__WRITTEN PROBLEM__
Look for the word "если" in the entries below, then copy every line that has it.

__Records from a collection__
===============

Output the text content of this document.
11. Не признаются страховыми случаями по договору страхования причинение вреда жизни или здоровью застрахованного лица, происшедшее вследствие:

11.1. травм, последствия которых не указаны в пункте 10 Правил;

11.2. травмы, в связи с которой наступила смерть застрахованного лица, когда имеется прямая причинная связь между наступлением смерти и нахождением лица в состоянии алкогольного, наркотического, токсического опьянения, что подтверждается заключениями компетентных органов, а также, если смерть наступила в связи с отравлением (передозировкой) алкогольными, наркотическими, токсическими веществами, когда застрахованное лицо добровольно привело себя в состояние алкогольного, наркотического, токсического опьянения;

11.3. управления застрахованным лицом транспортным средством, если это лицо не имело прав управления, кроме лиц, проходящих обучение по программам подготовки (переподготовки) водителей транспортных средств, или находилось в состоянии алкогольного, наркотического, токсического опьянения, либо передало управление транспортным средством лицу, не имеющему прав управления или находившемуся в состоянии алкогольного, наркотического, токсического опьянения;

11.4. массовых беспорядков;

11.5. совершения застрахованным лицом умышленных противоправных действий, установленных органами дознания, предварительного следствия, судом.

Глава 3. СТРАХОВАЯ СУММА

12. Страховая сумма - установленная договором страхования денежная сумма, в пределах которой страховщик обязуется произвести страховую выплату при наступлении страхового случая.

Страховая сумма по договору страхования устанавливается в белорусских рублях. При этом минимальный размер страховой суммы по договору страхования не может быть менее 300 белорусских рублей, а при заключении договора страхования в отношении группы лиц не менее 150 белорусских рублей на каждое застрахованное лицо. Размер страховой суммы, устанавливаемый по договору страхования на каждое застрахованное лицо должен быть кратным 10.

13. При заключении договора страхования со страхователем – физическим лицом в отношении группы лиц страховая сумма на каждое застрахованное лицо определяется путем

===============

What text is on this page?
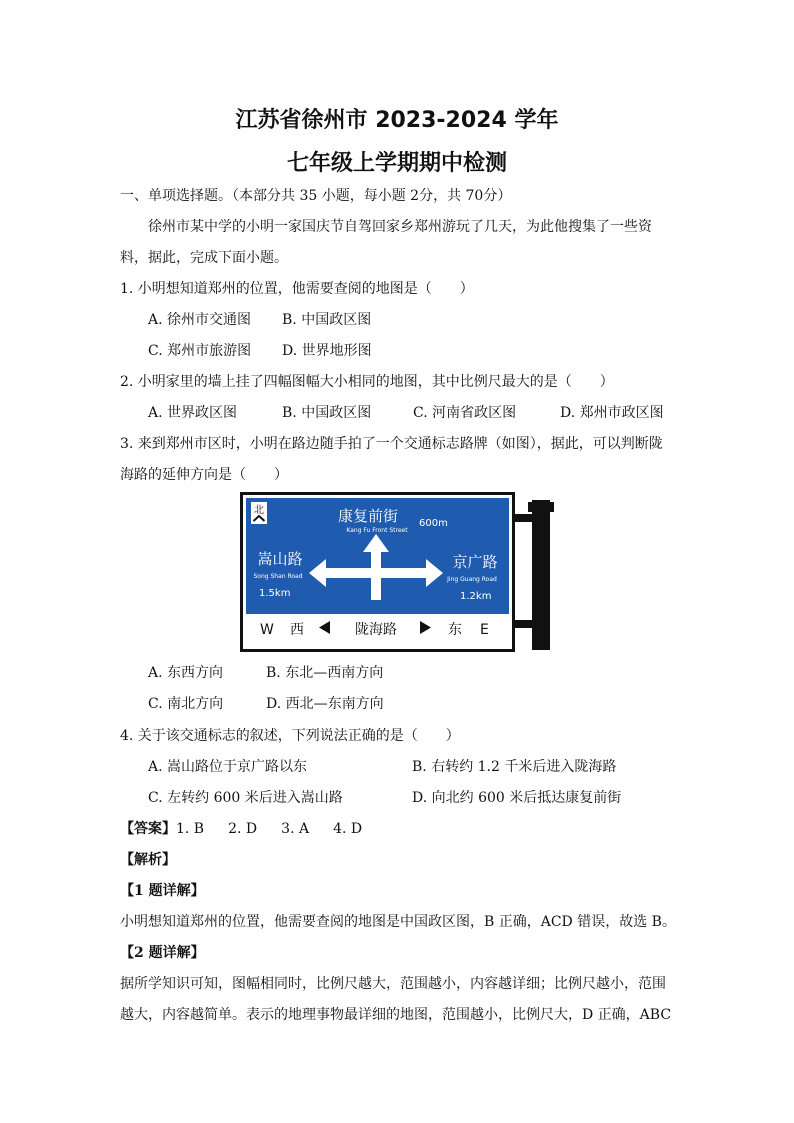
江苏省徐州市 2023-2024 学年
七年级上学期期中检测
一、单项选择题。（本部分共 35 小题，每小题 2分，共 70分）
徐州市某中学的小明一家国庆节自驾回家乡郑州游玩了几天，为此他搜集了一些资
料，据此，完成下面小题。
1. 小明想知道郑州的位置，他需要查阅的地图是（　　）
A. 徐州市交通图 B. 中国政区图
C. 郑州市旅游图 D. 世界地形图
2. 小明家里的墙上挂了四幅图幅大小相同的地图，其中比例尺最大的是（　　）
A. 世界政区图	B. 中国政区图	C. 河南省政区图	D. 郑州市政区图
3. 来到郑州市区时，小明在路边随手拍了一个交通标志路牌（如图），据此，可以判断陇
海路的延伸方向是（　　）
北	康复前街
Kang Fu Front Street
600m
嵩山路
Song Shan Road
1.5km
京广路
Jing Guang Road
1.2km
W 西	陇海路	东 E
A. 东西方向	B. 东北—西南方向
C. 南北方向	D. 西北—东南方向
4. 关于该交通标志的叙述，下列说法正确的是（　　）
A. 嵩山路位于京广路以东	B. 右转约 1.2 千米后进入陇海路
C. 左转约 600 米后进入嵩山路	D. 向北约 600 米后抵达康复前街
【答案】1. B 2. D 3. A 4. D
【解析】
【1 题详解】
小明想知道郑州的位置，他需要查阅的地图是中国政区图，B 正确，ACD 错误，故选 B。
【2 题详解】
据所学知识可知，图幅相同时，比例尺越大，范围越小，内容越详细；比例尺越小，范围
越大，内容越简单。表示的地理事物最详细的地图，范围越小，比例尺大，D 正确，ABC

===============

__WORKED SOLUTION__
11.2. травмы, в связи с которой наступила смерть застрахованного лица, когда имеется прямая причинная связь между наступлением смерти и нахождением лица в состоянии алкогольного, наркотического, токсического опьянения, что подтверждается заключениями компетентных органов, а также, если смерть наступила в связи с отравлением (передозировкой) алкогольными, наркотическими, токсическими веществами, когда застрахованное лицо добровольно привело себя в состояние алкогольного, наркотического, токсического опьянения;
11.3. управления застрахованным лицом транспортным средством, если это лицо не имело прав управления, кроме лиц, проходящих обучение по программам подготовки (переподготовки) водителей транспортных средств, или находилось в состоянии алкогольного, наркотического, токсического опьянения, либо передало управление транспортным средством лицу, не имеющему прав управления или находившемуся в состоянии алкогольного, наркотического, токсического опьянения;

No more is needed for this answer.